------ RECORDS SHOWN

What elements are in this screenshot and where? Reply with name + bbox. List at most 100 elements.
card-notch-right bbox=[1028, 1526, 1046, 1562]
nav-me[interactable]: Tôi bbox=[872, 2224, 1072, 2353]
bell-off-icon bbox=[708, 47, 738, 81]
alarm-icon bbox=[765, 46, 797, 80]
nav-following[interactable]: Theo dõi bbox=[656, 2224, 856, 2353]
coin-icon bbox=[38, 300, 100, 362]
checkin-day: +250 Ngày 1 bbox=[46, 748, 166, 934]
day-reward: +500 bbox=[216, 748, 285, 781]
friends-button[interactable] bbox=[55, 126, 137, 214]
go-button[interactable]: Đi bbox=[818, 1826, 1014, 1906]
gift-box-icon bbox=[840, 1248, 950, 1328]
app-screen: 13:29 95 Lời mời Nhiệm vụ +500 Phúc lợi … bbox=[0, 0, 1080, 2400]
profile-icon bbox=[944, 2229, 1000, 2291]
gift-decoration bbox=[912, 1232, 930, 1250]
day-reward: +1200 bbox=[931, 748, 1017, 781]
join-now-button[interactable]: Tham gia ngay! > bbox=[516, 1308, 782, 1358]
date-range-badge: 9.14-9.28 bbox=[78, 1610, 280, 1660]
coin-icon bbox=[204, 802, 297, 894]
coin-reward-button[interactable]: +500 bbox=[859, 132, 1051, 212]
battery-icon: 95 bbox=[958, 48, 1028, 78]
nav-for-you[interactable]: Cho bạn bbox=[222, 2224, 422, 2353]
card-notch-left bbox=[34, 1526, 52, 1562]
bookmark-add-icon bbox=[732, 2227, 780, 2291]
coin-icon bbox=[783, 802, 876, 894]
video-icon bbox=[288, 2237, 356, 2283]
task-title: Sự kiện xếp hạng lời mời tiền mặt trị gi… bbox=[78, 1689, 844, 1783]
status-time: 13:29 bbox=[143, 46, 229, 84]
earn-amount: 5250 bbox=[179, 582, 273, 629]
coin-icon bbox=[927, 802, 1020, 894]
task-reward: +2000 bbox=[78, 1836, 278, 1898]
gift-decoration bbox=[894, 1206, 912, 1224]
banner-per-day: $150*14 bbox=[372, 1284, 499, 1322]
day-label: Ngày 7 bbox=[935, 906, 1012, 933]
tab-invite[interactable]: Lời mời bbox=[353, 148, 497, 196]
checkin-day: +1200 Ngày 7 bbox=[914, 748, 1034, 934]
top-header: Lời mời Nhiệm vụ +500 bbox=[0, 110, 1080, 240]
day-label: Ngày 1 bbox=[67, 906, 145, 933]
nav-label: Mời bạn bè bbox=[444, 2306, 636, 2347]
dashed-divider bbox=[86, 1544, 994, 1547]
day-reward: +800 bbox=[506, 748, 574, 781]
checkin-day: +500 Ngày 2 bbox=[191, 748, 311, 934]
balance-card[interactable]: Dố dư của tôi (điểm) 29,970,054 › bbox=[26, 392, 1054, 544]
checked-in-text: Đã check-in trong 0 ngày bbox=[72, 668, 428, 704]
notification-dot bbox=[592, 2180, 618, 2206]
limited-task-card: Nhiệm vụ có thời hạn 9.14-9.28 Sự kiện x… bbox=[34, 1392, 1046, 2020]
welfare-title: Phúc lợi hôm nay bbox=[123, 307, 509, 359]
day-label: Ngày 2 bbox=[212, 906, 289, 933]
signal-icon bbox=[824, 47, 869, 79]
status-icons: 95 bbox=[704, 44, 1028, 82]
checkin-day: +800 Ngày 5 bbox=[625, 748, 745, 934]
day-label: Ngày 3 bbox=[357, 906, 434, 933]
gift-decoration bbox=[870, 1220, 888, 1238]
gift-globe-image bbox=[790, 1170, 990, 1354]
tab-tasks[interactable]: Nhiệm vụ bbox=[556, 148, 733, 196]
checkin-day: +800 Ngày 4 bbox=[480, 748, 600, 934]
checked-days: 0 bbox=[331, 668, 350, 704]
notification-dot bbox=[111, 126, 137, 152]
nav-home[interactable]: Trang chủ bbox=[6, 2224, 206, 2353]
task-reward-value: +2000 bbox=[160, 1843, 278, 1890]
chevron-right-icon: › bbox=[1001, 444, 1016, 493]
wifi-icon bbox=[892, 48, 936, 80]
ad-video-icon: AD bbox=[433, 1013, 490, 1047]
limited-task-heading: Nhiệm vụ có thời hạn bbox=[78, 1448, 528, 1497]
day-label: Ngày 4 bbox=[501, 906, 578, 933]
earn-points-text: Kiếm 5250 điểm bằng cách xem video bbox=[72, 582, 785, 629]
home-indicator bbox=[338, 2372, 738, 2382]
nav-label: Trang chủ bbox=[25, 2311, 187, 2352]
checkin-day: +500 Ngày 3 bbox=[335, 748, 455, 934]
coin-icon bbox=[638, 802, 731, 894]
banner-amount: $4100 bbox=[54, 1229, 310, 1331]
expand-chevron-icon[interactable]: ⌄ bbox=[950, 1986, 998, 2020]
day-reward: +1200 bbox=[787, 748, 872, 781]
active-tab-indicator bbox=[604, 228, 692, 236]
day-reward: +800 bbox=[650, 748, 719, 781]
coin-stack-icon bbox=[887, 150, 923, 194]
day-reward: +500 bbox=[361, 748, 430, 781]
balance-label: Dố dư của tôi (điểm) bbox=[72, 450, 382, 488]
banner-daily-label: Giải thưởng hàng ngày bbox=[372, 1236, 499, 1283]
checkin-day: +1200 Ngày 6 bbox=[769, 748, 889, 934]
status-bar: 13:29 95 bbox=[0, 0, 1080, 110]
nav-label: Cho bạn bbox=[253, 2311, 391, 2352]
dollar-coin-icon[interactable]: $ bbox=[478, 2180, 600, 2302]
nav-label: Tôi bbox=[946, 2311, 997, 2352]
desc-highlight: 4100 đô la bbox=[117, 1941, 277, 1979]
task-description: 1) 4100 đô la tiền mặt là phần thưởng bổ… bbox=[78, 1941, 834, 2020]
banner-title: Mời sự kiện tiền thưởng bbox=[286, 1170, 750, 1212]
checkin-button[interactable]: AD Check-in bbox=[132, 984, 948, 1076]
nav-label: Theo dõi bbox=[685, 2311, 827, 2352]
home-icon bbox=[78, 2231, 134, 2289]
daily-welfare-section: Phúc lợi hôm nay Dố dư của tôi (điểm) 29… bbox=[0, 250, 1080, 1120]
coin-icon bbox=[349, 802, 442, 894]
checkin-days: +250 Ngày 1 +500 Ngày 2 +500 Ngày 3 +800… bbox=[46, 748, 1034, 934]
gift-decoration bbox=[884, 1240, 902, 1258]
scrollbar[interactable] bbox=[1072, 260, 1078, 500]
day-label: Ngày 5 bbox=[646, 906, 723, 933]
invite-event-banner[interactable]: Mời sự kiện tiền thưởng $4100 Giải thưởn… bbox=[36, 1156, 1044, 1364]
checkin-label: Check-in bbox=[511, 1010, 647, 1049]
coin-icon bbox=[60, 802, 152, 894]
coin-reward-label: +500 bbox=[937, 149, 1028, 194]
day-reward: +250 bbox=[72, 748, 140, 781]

------------

- _WORK TO DO_:
Show every line of the records above that contains the string "coin". Treat uppercase and lowercase as different.

- _EXERCISE ANSWER_:
coin-icon bbox=[38, 300, 100, 362]
coin-icon bbox=[204, 802, 297, 894]
coin-reward-button[interactable]: +500 bbox=[859, 132, 1051, 212]
coin-icon bbox=[783, 802, 876, 894]
coin-icon bbox=[927, 802, 1020, 894]
coin-icon bbox=[638, 802, 731, 894]
coin-stack-icon bbox=[887, 150, 923, 194]
dollar-coin-icon[interactable]: $ bbox=[478, 2180, 600, 2302]
coin-icon bbox=[349, 802, 442, 894]
coin-icon bbox=[60, 802, 152, 894]
coin-reward-label: +500 bbox=[937, 149, 1028, 194]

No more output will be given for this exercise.